**WHAT THE EXERCISE ASKS**
With the images removed, repeat the data below exactly.

**RECORD EXCERPTS**
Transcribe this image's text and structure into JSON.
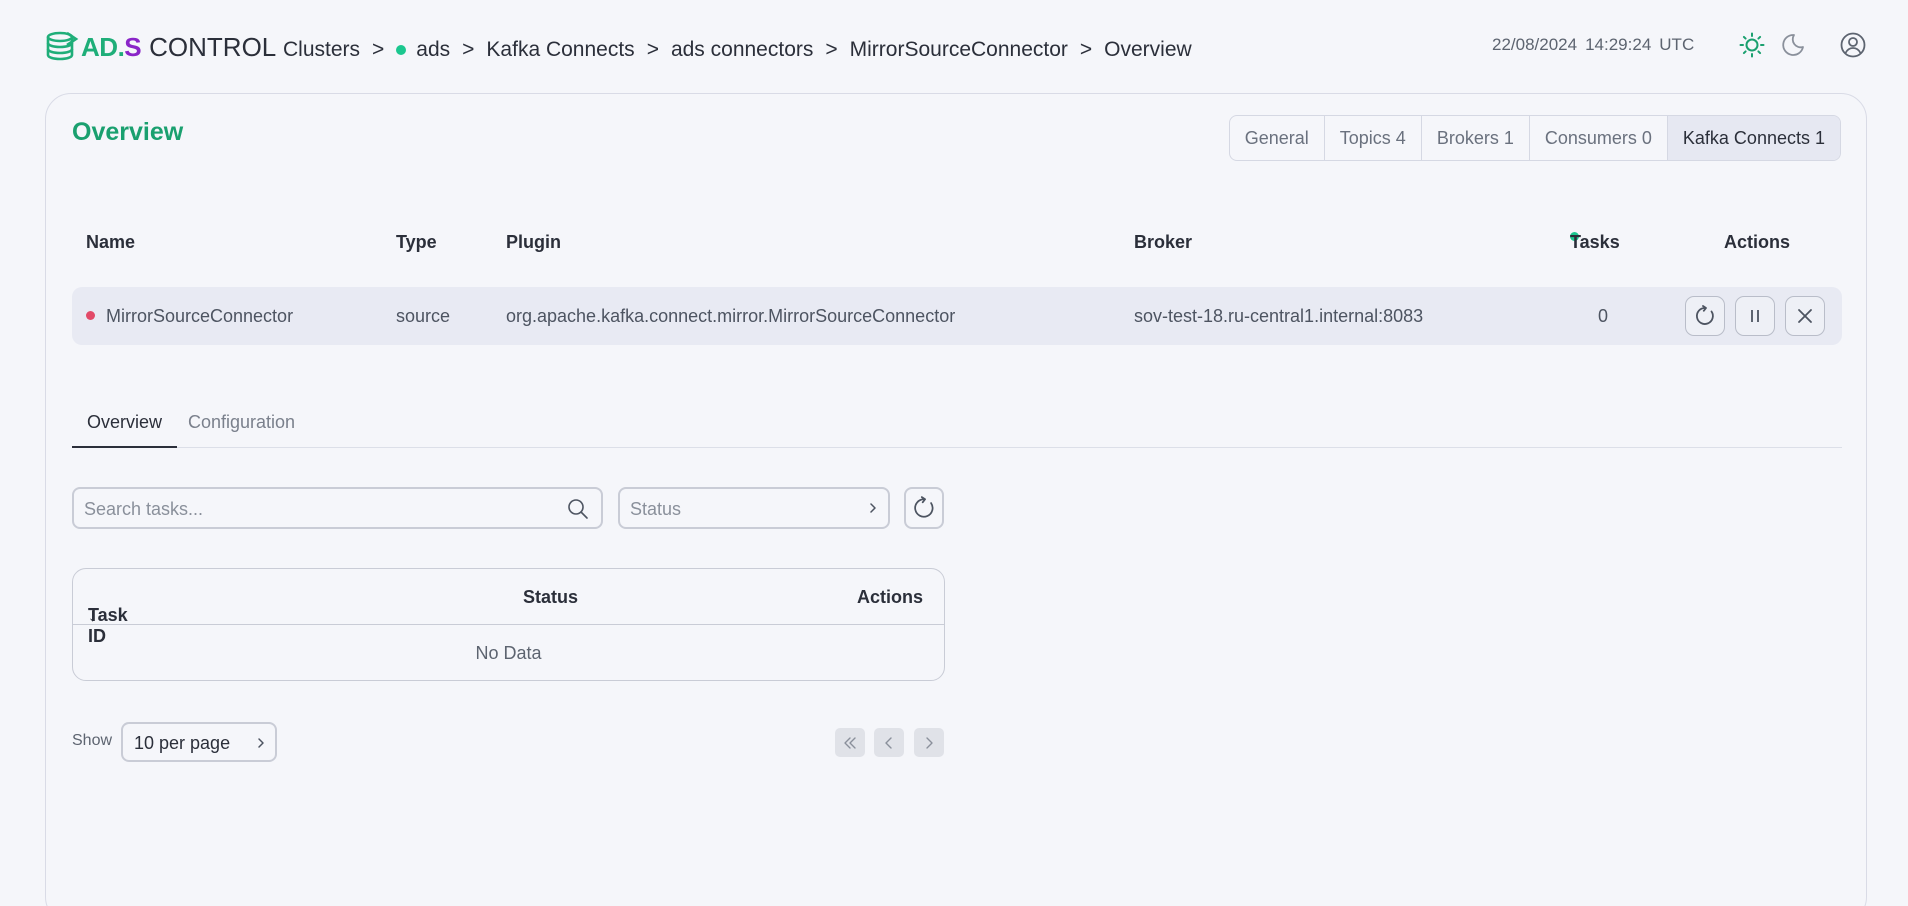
{
  "app": {
    "logo": {
      "ad": "AD",
      "dot": ".",
      "s": "S",
      "control": "CONTROL"
    }
  },
  "breadcrumb": {
    "items": [
      "Clusters",
      "ads",
      "Kafka Connects",
      "ads connectors",
      "MirrorSourceConnector",
      "Overview"
    ],
    "separator": ">"
  },
  "header": {
    "date": "22/08/2024",
    "time": "14:29:24",
    "timezone": "UTC"
  },
  "page": {
    "title": "Overview",
    "tabs": [
      {
        "label": "General",
        "active": false
      },
      {
        "label": "Topics 4",
        "active": false
      },
      {
        "label": "Brokers 1",
        "active": false
      },
      {
        "label": "Consumers 0",
        "active": false
      },
      {
        "label": "Kafka Connects 1",
        "active": true
      }
    ]
  },
  "connector_table": {
    "columns": {
      "name": "Name",
      "type": "Type",
      "plugin": "Plugin",
      "broker": "Broker",
      "tasks": "Tasks",
      "actions": "Actions"
    },
    "row": {
      "name": "MirrorSourceConnector",
      "type": "source",
      "plugin": "org.apache.kafka.connect.mirror.MirrorSourceConnector",
      "broker": "sov-test-18.ru-central1.internal:8083",
      "tasks": "0",
      "status_color": "#e24a68"
    }
  },
  "sub_tabs": [
    {
      "label": "Overview",
      "active": true
    },
    {
      "label": "Configuration",
      "active": false
    }
  ],
  "filters": {
    "search_placeholder": "Search tasks...",
    "status_placeholder": "Status"
  },
  "tasks_table": {
    "columns": {
      "task_id": "Task ID",
      "sort_indicator": "↓",
      "status": "Status",
      "actions": "Actions"
    },
    "empty_text": "No Data"
  },
  "pagination": {
    "show_label": "Show",
    "per_page": "10 per page"
  },
  "colors": {
    "accent_green": "#1aa06f",
    "status_green": "#1bc78f",
    "status_red": "#e24a68",
    "brand_purple": "#8a25c8"
  }
}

**RESPONSE**
Transcribe this image's text and structure into JSON.
{
  "app": {
    "logo": {
      "ad": "AD",
      "dot": ".",
      "s": "S",
      "control": "CONTROL"
    }
  },
  "breadcrumb": {
    "items": [
      "Clusters",
      "ads",
      "Kafka Connects",
      "ads connectors",
      "MirrorSourceConnector",
      "Overview"
    ],
    "separator": ">"
  },
  "header": {
    "date": "22/08/2024",
    "time": "14:29:24",
    "timezone": "UTC"
  },
  "page": {
    "title": "Overview",
    "tabs": [
      {
        "label": "General",
        "active": false
      },
      {
        "label": "Topics 4",
        "active": false
      },
      {
        "label": "Brokers 1",
        "active": false
      },
      {
        "label": "Consumers 0",
        "active": false
      },
      {
        "label": "Kafka Connects 1",
        "active": true
      }
    ]
  },
  "connector_table": {
    "columns": {
      "name": "Name",
      "type": "Type",
      "plugin": "Plugin",
      "broker": "Broker",
      "tasks": "Tasks",
      "actions": "Actions"
    },
    "row": {
      "name": "MirrorSourceConnector",
      "type": "source",
      "plugin": "org.apache.kafka.connect.mirror.MirrorSourceConnector",
      "broker": "sov-test-18.ru-central1.internal:8083",
      "tasks": "0",
      "status_color": "#e24a68"
    }
  },
  "sub_tabs": [
    {
      "label": "Overview",
      "active": true
    },
    {
      "label": "Configuration",
      "active": false
    }
  ],
  "filters": {
    "search_placeholder": "Search tasks...",
    "status_placeholder": "Status"
  },
  "tasks_table": {
    "columns": {
      "task_id": "Task ID",
      "sort_indicator": "↓",
      "status": "Status",
      "actions": "Actions"
    },
    "empty_text": "No Data"
  },
  "pagination": {
    "show_label": "Show",
    "per_page": "10 per page"
  },
  "colors": {
    "accent_green": "#1aa06f",
    "status_green": "#1bc78f",
    "status_red": "#e24a68",
    "brand_purple": "#8a25c8"
  }
}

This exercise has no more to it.